= Aim =
Each record that follows should be repeated exactly, minus any images.

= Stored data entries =
# # # # # # #

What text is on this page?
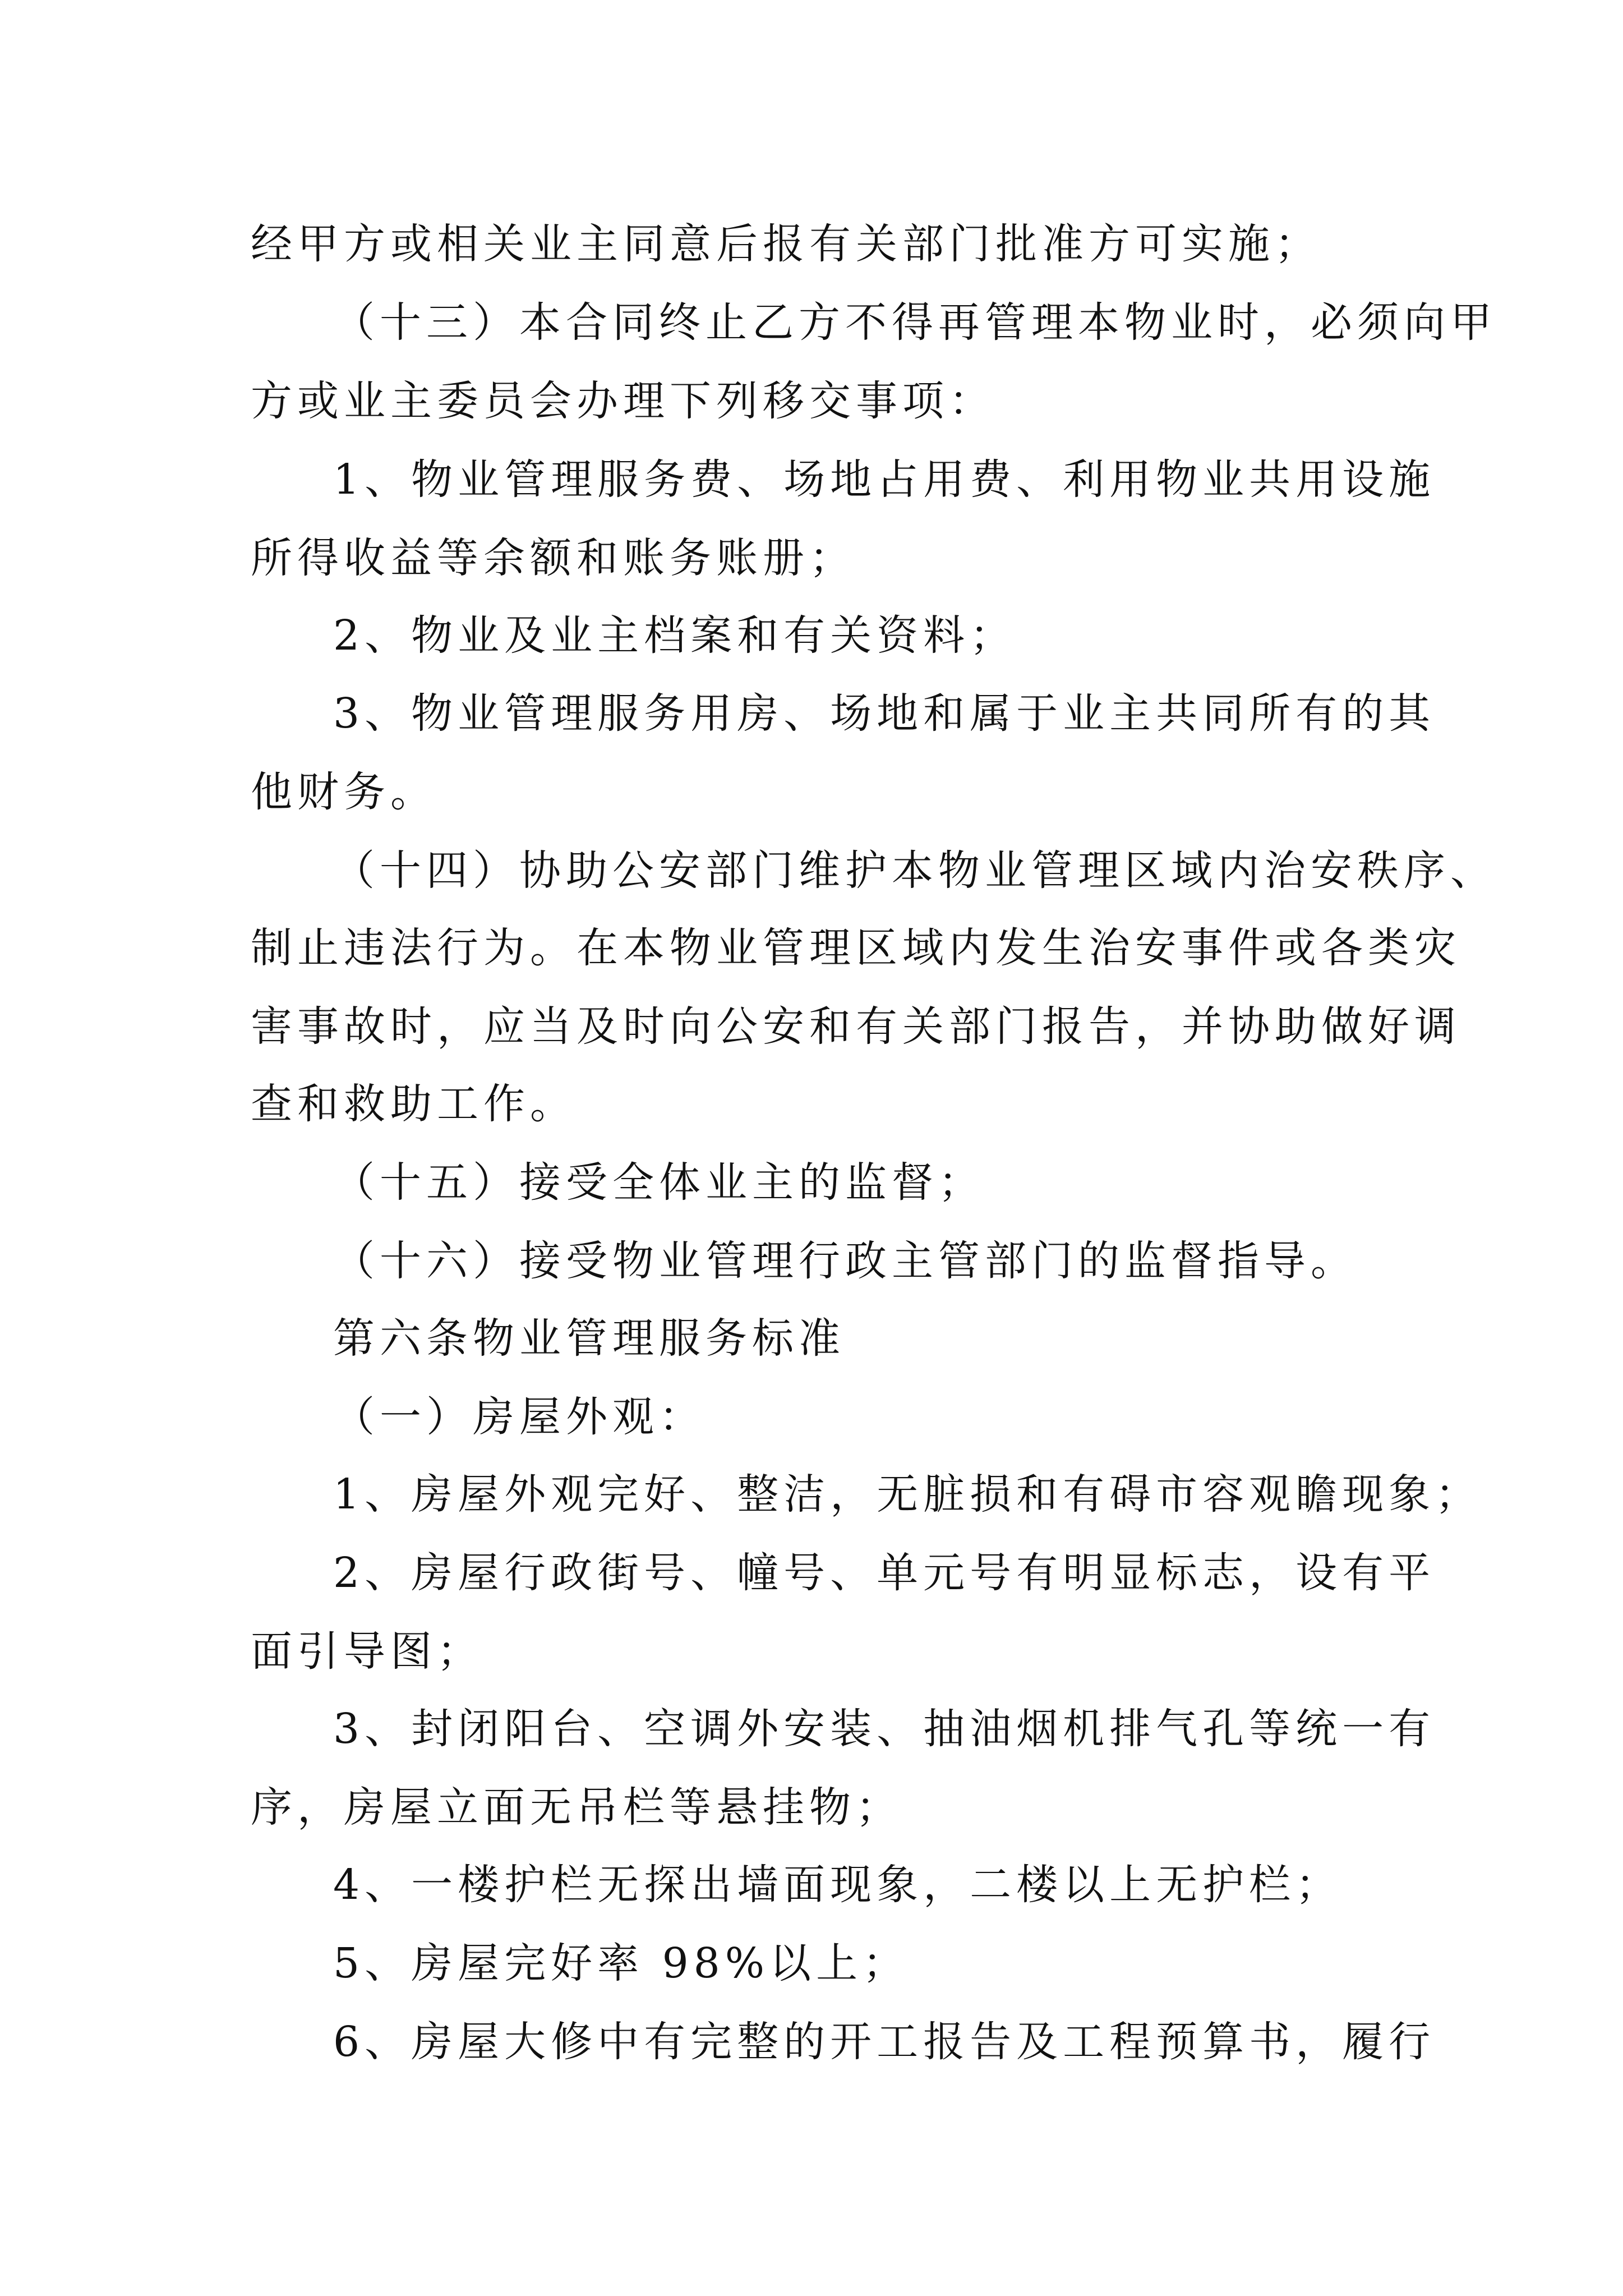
经甲方或相关业主同意后报有关部门批准方可实施；
（十三）本合同终止乙方不得再管理本物业时，必须向甲
方或业主委员会办理下列移交事项：
1、物业管理服务费、场地占用费、利用物业共用设施
所得收益等余额和账务账册；
2、物业及业主档案和有关资料；
3、物业管理服务用房、场地和属于业主共同所有的其
他财务。
（十四）协助公安部门维护本物业管理区域内治安秩序、
制止违法行为。在本物业管理区域内发生治安事件或各类灾
害事故时，应当及时向公安和有关部门报告，并协助做好调
查和救助工作。
（十五）接受全体业主的监督；
（十六）接受物业管理行政主管部门的监督指导。
第六条物业管理服务标准
（一）房屋外观：
1、房屋外观完好、整洁，无脏损和有碍市容观瞻现象；
2、房屋行政街号、幢号、单元号有明显标志，设有平
面引导图；
3、封闭阳台、空调外安装、抽油烟机排气孔等统一有
序，房屋立面无吊栏等悬挂物；
4、一楼护栏无探出墙面现象，二楼以上无护栏；
5、房屋完好率 98%以上；
6、房屋大修中有完整的开工报告及工程预算书，履行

# # # # # # #

= Solution =
What text is on this page?
经甲方或相关业主同意后报有关部门批准方可实施；
（十三）本合同终止乙方不得再管理本物业时，必须向甲
方或业主委员会办理下列移交事项：
1、物业管理服务费、场地占用费、利用物业共用设施
所得收益等余额和账务账册；
2、物业及业主档案和有关资料；
3、物业管理服务用房、场地和属于业主共同所有的其
他财务。
（十四）协助公安部门维护本物业管理区域内治安秩序、
制止违法行为。在本物业管理区域内发生治安事件或各类灾
害事故时，应当及时向公安和有关部门报告，并协助做好调
查和救助工作。
（十五）接受全体业主的监督；
（十六）接受物业管理行政主管部门的监督指导。
第六条物业管理服务标准
（一）房屋外观：
1、房屋外观完好、整洁，无脏损和有碍市容观瞻现象；
2、房屋行政街号、幢号、单元号有明显标志，设有平
面引导图；
3、封闭阳台、空调外安装、抽油烟机排气孔等统一有
序，房屋立面无吊栏等悬挂物；
4、一楼护栏无探出墙面现象，二楼以上无护栏；
5、房屋完好率 98%以上；
6、房屋大修中有完整的开工报告及工程预算书，履行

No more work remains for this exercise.